- Task to carry out
Pick out each line in these entries that contains the string "values".

#### Extracted data

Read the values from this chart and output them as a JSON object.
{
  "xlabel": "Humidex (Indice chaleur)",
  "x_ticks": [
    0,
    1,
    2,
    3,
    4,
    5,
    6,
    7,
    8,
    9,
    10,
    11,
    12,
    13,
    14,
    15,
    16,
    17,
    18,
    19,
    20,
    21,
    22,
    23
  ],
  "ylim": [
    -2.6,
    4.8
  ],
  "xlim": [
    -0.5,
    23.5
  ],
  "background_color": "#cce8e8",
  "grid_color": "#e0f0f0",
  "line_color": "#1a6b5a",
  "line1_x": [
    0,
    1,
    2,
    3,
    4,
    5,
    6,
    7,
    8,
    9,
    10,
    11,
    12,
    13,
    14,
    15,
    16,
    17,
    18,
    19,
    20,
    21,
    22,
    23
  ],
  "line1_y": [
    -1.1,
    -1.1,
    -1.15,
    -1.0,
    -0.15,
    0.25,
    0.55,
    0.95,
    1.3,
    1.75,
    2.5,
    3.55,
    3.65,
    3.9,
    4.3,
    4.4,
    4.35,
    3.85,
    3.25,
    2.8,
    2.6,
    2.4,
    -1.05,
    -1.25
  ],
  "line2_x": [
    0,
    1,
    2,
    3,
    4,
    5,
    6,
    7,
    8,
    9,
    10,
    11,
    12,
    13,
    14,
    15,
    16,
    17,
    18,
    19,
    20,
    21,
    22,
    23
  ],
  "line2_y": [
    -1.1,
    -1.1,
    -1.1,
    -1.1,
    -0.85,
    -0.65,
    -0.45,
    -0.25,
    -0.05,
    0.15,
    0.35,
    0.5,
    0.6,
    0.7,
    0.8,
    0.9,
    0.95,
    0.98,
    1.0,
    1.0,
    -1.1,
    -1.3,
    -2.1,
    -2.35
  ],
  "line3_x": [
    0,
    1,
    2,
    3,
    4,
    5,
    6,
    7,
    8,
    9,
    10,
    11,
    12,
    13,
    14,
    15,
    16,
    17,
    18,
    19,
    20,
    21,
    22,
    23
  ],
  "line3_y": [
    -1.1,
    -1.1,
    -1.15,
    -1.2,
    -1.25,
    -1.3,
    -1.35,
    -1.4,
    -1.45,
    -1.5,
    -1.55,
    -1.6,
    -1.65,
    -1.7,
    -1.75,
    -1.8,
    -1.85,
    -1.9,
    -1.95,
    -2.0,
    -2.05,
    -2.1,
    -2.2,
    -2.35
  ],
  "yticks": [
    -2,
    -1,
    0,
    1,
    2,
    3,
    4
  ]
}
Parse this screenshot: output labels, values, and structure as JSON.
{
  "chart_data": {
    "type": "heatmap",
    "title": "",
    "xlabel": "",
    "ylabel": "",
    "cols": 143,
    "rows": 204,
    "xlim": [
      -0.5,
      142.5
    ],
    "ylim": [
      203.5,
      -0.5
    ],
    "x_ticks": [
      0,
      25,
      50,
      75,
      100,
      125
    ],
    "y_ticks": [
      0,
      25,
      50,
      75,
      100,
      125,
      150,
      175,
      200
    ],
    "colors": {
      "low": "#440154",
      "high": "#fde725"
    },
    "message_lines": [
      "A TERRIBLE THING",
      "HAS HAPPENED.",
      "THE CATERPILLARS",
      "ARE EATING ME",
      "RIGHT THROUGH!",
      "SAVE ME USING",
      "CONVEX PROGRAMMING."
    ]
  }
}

########

- Finished exercise
Read the values from this chart and output them as a JSON object.
Parse this screenshot: output labels, values, and structure as JSON.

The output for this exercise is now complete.